-------- DATA FOR THE TASK
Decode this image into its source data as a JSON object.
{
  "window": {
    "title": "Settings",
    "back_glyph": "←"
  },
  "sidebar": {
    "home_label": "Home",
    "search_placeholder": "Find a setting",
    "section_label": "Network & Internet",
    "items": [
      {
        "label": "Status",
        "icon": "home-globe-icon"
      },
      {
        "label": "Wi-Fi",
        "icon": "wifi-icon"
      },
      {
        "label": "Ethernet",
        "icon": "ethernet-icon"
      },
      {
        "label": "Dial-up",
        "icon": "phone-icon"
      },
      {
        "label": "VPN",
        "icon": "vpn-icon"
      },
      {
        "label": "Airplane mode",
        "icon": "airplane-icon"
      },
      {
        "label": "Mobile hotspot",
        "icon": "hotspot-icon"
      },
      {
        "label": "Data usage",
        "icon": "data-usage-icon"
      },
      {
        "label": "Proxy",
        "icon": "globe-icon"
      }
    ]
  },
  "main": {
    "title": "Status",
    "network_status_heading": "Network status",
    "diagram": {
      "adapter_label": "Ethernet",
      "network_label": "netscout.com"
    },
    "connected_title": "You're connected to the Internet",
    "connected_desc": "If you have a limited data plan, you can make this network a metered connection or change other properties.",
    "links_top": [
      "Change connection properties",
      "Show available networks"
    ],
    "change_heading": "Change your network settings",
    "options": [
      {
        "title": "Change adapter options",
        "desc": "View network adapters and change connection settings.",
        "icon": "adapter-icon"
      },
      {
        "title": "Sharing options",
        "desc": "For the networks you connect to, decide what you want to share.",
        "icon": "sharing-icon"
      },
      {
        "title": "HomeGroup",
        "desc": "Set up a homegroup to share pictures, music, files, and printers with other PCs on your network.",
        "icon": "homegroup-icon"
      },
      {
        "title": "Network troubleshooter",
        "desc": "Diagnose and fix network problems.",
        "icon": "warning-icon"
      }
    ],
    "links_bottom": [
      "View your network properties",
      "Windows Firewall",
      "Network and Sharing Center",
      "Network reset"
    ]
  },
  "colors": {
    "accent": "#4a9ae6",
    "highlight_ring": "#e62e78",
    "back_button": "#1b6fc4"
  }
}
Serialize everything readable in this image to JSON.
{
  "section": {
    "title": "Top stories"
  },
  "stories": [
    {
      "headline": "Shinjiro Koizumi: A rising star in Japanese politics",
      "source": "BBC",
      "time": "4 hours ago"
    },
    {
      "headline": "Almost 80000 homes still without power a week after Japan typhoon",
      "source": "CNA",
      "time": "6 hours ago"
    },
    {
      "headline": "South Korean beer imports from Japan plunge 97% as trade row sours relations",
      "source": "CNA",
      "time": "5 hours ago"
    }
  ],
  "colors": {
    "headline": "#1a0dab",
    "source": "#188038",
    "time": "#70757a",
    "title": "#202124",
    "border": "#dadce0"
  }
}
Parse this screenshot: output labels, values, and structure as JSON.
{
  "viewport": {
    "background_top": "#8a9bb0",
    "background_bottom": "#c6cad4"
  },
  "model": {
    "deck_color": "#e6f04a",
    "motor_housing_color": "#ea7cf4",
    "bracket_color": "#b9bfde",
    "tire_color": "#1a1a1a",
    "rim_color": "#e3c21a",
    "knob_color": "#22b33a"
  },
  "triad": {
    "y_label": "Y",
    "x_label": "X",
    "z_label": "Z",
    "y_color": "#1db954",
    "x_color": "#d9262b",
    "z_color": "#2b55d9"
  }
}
----------------
◆ GOAL:
Each line above must be printed exactly as it appears.

◆ RESULT:
Decode this image into its source data as a JSON object.
{
  "window": {
    "title": "Settings",
    "back_glyph": "←"
  },
  "sidebar": {
    "home_label": "Home",
    "search_placeholder": "Find a setting",
    "section_label": "Network & Internet",
    "items": [
      {
        "label": "Status",
        "icon": "home-globe-icon"
      },
      {
        "label": "Wi-Fi",
        "icon": "wifi-icon"
      },
      {
        "label": "Ethernet",
        "icon": "ethernet-icon"
      },
      {
        "label": "Dial-up",
        "icon": "phone-icon"
      },
      {
        "label": "VPN",
        "icon": "vpn-icon"
      },
      {
        "label": "Airplane mode",
        "icon": "airplane-icon"
      },
      {
        "label": "Mobile hotspot",
        "icon": "hotspot-icon"
      },
      {
        "label": "Data usage",
        "icon": "data-usage-icon"
      },
      {
        "label": "Proxy",
        "icon": "globe-icon"
      }
    ]
  },
  "main": {
    "title": "Status",
    "network_status_heading": "Network status",
    "diagram": {
      "adapter_label": "Ethernet",
      "network_label": "netscout.com"
    },
    "connected_title": "You're connected to the Internet",
    "connected_desc": "If you have a limited data plan, you can make this network a metered connection or change other properties.",
    "links_top": [
      "Change connection properties",
      "Show available networks"
    ],
    "change_heading": "Change your network settings",
    "options": [
      {
        "title": "Change adapter options",
        "desc": "View network adapters and change connection settings.",
        "icon": "adapter-icon"
      },
      {
        "title": "Sharing options",
        "desc": "For the networks you connect to, decide what you want to share.",
        "icon": "sharing-icon"
      },
      {
        "title": "HomeGroup",
        "desc": "Set up a homegroup to share pictures, music, files, and printers with other PCs on your network.",
        "icon": "homegroup-icon"
      },
      {
        "title": "Network troubleshooter",
        "desc": "Diagnose and fix network problems.",
        "icon": "warning-icon"
      }
    ],
    "links_bottom": [
      "View your network properties",
      "Windows Firewall",
      "Network and Sharing Center",
      "Network reset"
    ]
  },
  "colors": {
    "accent": "#4a9ae6",
    "highlight_ring": "#e62e78",
    "back_button": "#1b6fc4"
  }
}
Serialize everything readable in this image to JSON.
{
  "section": {
    "title": "Top stories"
  },
  "stories": [
    {
      "headline": "Shinjiro Koizumi: A rising star in Japanese politics",
      "source": "BBC",
      "time": "4 hours ago"
    },
    {
      "headline": "Almost 80000 homes still without power a week after Japan typhoon",
      "source": "CNA",
      "time": "6 hours ago"
    },
    {
      "headline": "South Korean beer imports from Japan plunge 97% as trade row sours relations",
      "source": "CNA",
      "time": "5 hours ago"
    }
  ],
  "colors": {
    "headline": "#1a0dab",
    "source": "#188038",
    "time": "#70757a",
    "title": "#202124",
    "border": "#dadce0"
  }
}
Parse this screenshot: output labels, values, and structure as JSON.
{
  "viewport": {
    "background_top": "#8a9bb0",
    "background_bottom": "#c6cad4"
  },
  "model": {
    "deck_color": "#e6f04a",
    "motor_housing_color": "#ea7cf4",
    "bracket_color": "#b9bfde",
    "tire_color": "#1a1a1a",
    "rim_color": "#e3c21a",
    "knob_color": "#22b33a"
  },
  "triad": {
    "y_label": "Y",
    "x_label": "X",
    "z_label": "Z",
    "y_color": "#1db954",
    "x_color": "#d9262b",
    "z_color": "#2b55d9"
  }
}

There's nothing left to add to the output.